(Lines of data)
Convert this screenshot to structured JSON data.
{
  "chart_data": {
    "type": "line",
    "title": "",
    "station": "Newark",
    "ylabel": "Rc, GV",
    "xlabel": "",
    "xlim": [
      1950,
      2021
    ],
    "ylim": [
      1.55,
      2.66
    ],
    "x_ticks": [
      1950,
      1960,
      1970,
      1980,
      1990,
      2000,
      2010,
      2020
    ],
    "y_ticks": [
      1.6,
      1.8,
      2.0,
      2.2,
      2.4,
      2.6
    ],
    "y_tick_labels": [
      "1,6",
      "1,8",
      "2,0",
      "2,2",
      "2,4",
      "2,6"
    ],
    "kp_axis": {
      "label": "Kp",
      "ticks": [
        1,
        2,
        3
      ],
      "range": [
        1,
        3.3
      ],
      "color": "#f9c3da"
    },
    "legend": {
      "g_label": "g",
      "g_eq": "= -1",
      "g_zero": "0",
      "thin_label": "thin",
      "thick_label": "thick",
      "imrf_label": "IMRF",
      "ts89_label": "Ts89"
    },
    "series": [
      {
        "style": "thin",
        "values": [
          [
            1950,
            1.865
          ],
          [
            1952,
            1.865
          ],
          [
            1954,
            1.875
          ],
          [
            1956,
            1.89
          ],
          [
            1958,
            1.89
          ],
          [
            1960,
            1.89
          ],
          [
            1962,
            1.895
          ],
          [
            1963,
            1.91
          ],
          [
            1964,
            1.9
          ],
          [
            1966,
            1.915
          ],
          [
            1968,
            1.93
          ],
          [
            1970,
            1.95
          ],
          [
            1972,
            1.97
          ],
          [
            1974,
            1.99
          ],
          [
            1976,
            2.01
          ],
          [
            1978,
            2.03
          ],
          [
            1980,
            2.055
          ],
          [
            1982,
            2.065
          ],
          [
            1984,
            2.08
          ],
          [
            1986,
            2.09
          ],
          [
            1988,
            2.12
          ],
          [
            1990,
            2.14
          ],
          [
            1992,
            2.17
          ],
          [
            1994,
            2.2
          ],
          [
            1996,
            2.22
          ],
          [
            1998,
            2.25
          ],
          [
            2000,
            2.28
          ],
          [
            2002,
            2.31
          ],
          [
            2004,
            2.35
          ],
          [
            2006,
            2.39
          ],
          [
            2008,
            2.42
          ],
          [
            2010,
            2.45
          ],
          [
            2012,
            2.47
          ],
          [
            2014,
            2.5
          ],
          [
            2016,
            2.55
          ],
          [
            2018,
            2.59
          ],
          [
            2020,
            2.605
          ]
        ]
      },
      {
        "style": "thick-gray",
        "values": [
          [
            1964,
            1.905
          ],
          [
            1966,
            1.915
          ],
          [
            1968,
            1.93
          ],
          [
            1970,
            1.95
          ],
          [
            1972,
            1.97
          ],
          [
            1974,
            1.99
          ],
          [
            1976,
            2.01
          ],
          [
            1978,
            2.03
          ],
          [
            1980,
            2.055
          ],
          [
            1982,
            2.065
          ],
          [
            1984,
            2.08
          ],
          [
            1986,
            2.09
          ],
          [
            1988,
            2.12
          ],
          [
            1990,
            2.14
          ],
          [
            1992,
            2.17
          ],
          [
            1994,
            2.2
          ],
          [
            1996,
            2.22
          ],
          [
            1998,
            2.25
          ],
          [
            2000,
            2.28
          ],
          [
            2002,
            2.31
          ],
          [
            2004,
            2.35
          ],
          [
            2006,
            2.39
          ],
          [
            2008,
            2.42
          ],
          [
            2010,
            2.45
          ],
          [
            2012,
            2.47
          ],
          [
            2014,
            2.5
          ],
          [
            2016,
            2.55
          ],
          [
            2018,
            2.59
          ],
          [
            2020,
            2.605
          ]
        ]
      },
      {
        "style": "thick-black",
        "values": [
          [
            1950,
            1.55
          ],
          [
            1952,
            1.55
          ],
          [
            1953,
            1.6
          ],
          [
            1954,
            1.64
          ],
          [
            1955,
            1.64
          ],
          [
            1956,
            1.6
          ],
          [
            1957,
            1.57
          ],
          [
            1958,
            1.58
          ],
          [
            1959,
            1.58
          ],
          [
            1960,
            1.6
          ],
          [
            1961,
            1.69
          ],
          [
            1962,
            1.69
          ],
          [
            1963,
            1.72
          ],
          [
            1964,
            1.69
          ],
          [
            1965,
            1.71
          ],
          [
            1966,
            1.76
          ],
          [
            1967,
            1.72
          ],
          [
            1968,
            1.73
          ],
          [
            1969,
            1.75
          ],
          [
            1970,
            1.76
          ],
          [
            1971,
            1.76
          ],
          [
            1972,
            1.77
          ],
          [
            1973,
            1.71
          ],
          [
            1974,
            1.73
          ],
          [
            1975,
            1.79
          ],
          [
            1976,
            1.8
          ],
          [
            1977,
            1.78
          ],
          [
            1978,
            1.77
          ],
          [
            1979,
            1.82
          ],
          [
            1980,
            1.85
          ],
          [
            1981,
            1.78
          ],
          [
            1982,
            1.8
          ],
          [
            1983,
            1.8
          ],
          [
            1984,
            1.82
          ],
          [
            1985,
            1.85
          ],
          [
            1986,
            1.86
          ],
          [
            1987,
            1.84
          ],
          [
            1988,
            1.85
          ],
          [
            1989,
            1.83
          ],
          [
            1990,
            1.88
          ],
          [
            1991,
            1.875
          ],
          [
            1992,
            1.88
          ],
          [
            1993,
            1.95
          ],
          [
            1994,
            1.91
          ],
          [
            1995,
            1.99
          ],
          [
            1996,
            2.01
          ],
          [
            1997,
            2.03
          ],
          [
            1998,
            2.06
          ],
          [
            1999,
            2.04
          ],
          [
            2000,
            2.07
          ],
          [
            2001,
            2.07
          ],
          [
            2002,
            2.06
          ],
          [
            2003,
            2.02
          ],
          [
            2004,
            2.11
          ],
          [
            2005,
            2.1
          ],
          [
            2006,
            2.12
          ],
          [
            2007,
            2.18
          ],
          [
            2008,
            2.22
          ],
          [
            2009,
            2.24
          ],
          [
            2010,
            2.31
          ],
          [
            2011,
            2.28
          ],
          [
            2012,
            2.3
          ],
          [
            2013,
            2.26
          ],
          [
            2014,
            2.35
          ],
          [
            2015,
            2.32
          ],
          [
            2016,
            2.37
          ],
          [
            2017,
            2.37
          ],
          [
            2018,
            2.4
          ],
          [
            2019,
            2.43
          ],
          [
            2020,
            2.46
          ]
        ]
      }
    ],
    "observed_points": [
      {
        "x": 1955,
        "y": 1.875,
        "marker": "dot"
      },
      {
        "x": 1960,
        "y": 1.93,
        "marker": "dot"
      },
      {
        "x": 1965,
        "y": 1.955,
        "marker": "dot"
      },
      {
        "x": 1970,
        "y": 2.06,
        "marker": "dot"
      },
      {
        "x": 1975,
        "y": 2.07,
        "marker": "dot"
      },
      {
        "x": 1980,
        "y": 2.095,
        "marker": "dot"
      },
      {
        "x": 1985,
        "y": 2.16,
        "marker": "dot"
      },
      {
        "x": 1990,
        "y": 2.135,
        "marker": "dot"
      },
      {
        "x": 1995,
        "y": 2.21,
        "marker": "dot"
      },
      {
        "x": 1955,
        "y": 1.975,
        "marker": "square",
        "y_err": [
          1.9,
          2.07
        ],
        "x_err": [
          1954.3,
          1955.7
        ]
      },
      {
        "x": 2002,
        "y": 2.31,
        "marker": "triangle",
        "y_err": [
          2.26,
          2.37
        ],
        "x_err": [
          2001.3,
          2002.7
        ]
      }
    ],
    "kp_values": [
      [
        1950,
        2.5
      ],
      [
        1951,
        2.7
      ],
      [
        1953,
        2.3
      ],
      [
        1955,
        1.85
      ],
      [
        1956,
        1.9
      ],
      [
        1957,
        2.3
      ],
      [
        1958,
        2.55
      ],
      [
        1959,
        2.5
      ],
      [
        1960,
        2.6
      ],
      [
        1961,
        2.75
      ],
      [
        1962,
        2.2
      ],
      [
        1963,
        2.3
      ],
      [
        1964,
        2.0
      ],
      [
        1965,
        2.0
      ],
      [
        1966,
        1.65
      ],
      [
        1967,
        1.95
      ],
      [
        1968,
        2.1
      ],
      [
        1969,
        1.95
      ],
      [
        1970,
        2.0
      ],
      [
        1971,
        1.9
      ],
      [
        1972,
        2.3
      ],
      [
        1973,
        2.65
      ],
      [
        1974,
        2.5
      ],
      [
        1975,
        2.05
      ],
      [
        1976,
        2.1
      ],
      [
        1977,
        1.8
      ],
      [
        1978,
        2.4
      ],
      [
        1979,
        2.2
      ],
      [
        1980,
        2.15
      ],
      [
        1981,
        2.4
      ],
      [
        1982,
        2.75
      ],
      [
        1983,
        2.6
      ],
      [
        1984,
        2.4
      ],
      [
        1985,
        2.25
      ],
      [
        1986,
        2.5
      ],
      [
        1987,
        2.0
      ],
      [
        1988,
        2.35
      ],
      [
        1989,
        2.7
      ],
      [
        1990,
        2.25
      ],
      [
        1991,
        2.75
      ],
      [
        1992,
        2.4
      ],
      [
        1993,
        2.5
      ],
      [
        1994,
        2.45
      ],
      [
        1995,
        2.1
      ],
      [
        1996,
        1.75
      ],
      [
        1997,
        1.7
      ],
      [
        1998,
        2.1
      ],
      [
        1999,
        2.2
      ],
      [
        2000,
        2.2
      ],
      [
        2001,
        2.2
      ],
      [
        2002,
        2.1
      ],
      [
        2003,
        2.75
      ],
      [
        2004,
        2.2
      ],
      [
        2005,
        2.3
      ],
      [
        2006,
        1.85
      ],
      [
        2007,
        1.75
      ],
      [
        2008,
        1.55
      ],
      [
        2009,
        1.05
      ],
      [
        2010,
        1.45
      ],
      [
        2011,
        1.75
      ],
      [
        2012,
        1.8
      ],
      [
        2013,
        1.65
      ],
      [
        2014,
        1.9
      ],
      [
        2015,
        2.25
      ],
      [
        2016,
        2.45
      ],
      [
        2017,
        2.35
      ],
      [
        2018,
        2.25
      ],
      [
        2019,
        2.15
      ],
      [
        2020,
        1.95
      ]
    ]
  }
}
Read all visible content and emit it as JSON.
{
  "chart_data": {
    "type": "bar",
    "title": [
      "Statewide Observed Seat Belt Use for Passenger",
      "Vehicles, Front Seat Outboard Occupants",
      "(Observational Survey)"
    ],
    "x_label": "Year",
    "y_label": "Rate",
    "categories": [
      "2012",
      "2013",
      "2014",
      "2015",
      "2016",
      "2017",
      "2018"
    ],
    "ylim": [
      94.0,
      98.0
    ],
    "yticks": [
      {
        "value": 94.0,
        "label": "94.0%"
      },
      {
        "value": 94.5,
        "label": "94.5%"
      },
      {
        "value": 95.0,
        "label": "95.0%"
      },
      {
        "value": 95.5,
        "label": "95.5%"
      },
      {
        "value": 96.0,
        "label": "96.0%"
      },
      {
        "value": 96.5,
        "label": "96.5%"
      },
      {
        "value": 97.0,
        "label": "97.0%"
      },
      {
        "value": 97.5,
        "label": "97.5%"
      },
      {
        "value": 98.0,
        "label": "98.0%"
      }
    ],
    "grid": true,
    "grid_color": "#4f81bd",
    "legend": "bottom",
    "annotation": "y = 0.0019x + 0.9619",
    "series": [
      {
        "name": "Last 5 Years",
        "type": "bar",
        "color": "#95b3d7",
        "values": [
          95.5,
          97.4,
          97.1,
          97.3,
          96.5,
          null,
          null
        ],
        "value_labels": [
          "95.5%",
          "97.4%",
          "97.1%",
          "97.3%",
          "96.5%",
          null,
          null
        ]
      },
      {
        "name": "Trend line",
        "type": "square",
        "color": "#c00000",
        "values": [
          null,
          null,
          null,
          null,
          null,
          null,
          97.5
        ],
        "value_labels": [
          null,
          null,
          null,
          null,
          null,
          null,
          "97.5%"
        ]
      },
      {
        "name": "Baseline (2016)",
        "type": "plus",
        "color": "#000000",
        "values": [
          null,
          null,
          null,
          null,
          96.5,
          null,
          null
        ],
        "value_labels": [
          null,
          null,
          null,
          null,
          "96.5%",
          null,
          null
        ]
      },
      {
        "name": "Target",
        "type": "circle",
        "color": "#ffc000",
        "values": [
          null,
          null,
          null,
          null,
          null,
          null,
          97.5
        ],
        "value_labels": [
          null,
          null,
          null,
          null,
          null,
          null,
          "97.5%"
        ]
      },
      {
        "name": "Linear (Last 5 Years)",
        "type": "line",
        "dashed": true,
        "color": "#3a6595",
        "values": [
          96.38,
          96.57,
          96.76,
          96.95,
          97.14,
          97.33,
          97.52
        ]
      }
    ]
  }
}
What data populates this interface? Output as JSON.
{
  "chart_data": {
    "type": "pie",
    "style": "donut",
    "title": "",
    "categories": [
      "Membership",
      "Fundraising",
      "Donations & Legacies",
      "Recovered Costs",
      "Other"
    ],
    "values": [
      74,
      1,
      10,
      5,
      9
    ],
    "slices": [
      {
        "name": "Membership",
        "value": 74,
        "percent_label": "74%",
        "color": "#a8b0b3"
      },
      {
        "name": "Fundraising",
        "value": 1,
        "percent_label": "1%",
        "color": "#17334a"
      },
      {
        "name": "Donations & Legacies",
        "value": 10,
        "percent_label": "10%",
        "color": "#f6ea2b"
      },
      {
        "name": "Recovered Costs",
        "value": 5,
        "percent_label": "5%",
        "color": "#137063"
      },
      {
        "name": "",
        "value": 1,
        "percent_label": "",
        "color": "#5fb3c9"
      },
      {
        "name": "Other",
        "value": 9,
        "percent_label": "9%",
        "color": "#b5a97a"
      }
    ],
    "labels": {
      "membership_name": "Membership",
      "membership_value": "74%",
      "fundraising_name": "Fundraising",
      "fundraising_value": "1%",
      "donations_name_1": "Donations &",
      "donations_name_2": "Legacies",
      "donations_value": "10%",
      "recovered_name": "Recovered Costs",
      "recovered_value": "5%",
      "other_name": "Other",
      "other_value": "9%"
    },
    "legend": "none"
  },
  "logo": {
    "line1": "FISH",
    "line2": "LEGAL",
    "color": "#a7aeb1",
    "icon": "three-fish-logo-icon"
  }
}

* Exercise details
Repeat the line that contains "What data populates", then every line after it until the records end, with nothing added.

* Result below
What data populates this interface? Output as JSON.
{
  "chart_data": {
    "type": "pie",
    "style": "donut",
    "title": "",
    "categories": [
      "Membership",
      "Fundraising",
      "Donations & Legacies",
      "Recovered Costs",
      "Other"
    ],
    "values": [
      74,
      1,
      10,
      5,
      9
    ],
    "slices": [
      {
        "name": "Membership",
        "value": 74,
        "percent_label": "74%",
        "color": "#a8b0b3"
      },
      {
        "name": "Fundraising",
        "value": 1,
        "percent_label": "1%",
        "color": "#17334a"
      },
      {
        "name": "Donations & Legacies",
        "value": 10,
        "percent_label": "10%",
        "color": "#f6ea2b"
      },
      {
        "name": "Recovered Costs",
        "value": 5,
        "percent_label": "5%",
        "color": "#137063"
      },
      {
        "name": "",
        "value": 1,
        "percent_label": "",
        "color": "#5fb3c9"
      },
      {
        "name": "Other",
        "value": 9,
        "percent_label": "9%",
        "color": "#b5a97a"
      }
    ],
    "labels": {
      "membership_name": "Membership",
      "membership_value": "74%",
      "fundraising_name": "Fundraising",
      "fundraising_value": "1%",
      "donations_name_1": "Donations &",
      "donations_name_2": "Legacies",
      "donations_value": "10%",
      "recovered_name": "Recovered Costs",
      "recovered_value": "5%",
      "other_name": "Other",
      "other_value": "9%"
    },
    "legend": "none"
  },
  "logo": {
    "line1": "FISH",
    "line2": "LEGAL",
    "color": "#a7aeb1",
    "icon": "three-fish-logo-icon"
  }
}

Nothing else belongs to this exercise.